(Data items)
........
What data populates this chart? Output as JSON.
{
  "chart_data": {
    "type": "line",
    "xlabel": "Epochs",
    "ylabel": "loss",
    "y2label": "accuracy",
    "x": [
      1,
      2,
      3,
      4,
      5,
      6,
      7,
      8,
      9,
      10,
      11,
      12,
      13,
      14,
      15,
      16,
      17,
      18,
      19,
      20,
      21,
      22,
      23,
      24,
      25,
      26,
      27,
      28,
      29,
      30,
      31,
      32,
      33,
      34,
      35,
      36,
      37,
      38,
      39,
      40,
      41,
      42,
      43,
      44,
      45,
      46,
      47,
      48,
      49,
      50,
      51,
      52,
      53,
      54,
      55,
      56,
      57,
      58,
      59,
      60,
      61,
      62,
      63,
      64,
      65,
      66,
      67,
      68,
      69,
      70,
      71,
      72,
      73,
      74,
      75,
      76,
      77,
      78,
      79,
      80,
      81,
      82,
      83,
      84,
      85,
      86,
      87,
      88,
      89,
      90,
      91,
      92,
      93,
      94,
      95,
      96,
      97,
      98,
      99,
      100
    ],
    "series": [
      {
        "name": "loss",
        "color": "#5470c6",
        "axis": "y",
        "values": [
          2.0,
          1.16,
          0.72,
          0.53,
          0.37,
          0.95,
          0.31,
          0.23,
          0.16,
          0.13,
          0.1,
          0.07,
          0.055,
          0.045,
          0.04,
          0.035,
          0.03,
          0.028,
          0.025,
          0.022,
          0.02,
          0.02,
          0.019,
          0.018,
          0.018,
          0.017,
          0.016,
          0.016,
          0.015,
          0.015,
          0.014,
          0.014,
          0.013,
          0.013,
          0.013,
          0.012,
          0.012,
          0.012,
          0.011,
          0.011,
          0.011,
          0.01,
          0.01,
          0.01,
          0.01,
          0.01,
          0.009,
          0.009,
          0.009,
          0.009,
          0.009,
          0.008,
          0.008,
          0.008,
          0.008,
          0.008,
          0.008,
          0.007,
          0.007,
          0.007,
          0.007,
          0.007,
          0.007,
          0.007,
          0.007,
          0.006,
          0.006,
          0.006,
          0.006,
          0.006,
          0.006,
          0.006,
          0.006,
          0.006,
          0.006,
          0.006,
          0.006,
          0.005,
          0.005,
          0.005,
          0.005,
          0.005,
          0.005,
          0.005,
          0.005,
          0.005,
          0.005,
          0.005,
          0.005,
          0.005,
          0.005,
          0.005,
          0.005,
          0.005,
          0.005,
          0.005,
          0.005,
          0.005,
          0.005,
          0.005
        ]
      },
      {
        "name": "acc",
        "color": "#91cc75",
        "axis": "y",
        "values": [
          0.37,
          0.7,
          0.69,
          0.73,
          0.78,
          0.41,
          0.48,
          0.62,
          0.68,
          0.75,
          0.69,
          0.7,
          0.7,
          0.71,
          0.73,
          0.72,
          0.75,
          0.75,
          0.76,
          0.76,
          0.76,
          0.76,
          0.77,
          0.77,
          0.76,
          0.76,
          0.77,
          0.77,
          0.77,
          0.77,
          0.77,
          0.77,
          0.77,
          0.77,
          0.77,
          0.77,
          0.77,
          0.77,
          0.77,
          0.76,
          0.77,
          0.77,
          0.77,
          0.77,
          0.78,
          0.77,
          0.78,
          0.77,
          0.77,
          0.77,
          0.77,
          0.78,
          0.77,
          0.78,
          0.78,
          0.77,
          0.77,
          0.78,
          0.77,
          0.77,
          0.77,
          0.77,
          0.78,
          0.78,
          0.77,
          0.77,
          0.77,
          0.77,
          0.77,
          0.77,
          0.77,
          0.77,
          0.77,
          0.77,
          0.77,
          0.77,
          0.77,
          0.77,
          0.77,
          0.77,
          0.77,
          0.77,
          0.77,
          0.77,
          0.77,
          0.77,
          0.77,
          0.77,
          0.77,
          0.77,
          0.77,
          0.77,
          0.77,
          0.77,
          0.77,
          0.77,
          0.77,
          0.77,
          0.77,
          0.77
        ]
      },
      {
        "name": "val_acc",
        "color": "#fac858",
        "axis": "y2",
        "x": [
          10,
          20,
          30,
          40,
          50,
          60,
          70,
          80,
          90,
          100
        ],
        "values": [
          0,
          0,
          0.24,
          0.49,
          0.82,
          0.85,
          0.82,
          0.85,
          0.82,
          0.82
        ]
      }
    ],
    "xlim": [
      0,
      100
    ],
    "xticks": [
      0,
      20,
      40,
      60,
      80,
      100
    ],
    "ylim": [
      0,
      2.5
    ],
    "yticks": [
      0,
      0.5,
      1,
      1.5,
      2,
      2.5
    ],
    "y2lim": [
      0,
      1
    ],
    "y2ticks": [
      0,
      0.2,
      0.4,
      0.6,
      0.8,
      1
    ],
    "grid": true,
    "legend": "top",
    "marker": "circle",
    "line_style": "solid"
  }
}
........
What you should do:
Give back all the data exactly as written.

Solution to this task:
What data populates this chart? Output as JSON.
{
  "chart_data": {
    "type": "line",
    "xlabel": "Epochs",
    "ylabel": "loss",
    "y2label": "accuracy",
    "x": [
      1,
      2,
      3,
      4,
      5,
      6,
      7,
      8,
      9,
      10,
      11,
      12,
      13,
      14,
      15,
      16,
      17,
      18,
      19,
      20,
      21,
      22,
      23,
      24,
      25,
      26,
      27,
      28,
      29,
      30,
      31,
      32,
      33,
      34,
      35,
      36,
      37,
      38,
      39,
      40,
      41,
      42,
      43,
      44,
      45,
      46,
      47,
      48,
      49,
      50,
      51,
      52,
      53,
      54,
      55,
      56,
      57,
      58,
      59,
      60,
      61,
      62,
      63,
      64,
      65,
      66,
      67,
      68,
      69,
      70,
      71,
      72,
      73,
      74,
      75,
      76,
      77,
      78,
      79,
      80,
      81,
      82,
      83,
      84,
      85,
      86,
      87,
      88,
      89,
      90,
      91,
      92,
      93,
      94,
      95,
      96,
      97,
      98,
      99,
      100
    ],
    "series": [
      {
        "name": "loss",
        "color": "#5470c6",
        "axis": "y",
        "values": [
          2.0,
          1.16,
          0.72,
          0.53,
          0.37,
          0.95,
          0.31,
          0.23,
          0.16,
          0.13,
          0.1,
          0.07,
          0.055,
          0.045,
          0.04,
          0.035,
          0.03,
          0.028,
          0.025,
          0.022,
          0.02,
          0.02,
          0.019,
          0.018,
          0.018,
          0.017,
          0.016,
          0.016,
          0.015,
          0.015,
          0.014,
          0.014,
          0.013,
          0.013,
          0.013,
          0.012,
          0.012,
          0.012,
          0.011,
          0.011,
          0.011,
          0.01,
          0.01,
          0.01,
          0.01,
          0.01,
          0.009,
          0.009,
          0.009,
          0.009,
          0.009,
          0.008,
          0.008,
          0.008,
          0.008,
          0.008,
          0.008,
          0.007,
          0.007,
          0.007,
          0.007,
          0.007,
          0.007,
          0.007,
          0.007,
          0.006,
          0.006,
          0.006,
          0.006,
          0.006,
          0.006,
          0.006,
          0.006,
          0.006,
          0.006,
          0.006,
          0.006,
          0.005,
          0.005,
          0.005,
          0.005,
          0.005,
          0.005,
          0.005,
          0.005,
          0.005,
          0.005,
          0.005,
          0.005,
          0.005,
          0.005,
          0.005,
          0.005,
          0.005,
          0.005,
          0.005,
          0.005,
          0.005,
          0.005,
          0.005
        ]
      },
      {
        "name": "acc",
        "color": "#91cc75",
        "axis": "y",
        "values": [
          0.37,
          0.7,
          0.69,
          0.73,
          0.78,
          0.41,
          0.48,
          0.62,
          0.68,
          0.75,
          0.69,
          0.7,
          0.7,
          0.71,
          0.73,
          0.72,
          0.75,
          0.75,
          0.76,
          0.76,
          0.76,
          0.76,
          0.77,
          0.77,
          0.76,
          0.76,
          0.77,
          0.77,
          0.77,
          0.77,
          0.77,
          0.77,
          0.77,
          0.77,
          0.77,
          0.77,
          0.77,
          0.77,
          0.77,
          0.76,
          0.77,
          0.77,
          0.77,
          0.77,
          0.78,
          0.77,
          0.78,
          0.77,
          0.77,
          0.77,
          0.77,
          0.78,
          0.77,
          0.78,
          0.78,
          0.77,
          0.77,
          0.78,
          0.77,
          0.77,
          0.77,
          0.77,
          0.78,
          0.78,
          0.77,
          0.77,
          0.77,
          0.77,
          0.77,
          0.77,
          0.77,
          0.77,
          0.77,
          0.77,
          0.77,
          0.77,
          0.77,
          0.77,
          0.77,
          0.77,
          0.77,
          0.77,
          0.77,
          0.77,
          0.77,
          0.77,
          0.77,
          0.77,
          0.77,
          0.77,
          0.77,
          0.77,
          0.77,
          0.77,
          0.77,
          0.77,
          0.77,
          0.77,
          0.77,
          0.77
        ]
      },
      {
        "name": "val_acc",
        "color": "#fac858",
        "axis": "y2",
        "x": [
          10,
          20,
          30,
          40,
          50,
          60,
          70,
          80,
          90,
          100
        ],
        "values": [
          0,
          0,
          0.24,
          0.49,
          0.82,
          0.85,
          0.82,
          0.85,
          0.82,
          0.82
        ]
      }
    ],
    "xlim": [
      0,
      100
    ],
    "xticks": [
      0,
      20,
      40,
      60,
      80,
      100
    ],
    "ylim": [
      0,
      2.5
    ],
    "yticks": [
      0,
      0.5,
      1,
      1.5,
      2,
      2.5
    ],
    "y2lim": [
      0,
      1
    ],
    "y2ticks": [
      0,
      0.2,
      0.4,
      0.6,
      0.8,
      1
    ],
    "grid": true,
    "legend": "top",
    "marker": "circle",
    "line_style": "solid"
  }
}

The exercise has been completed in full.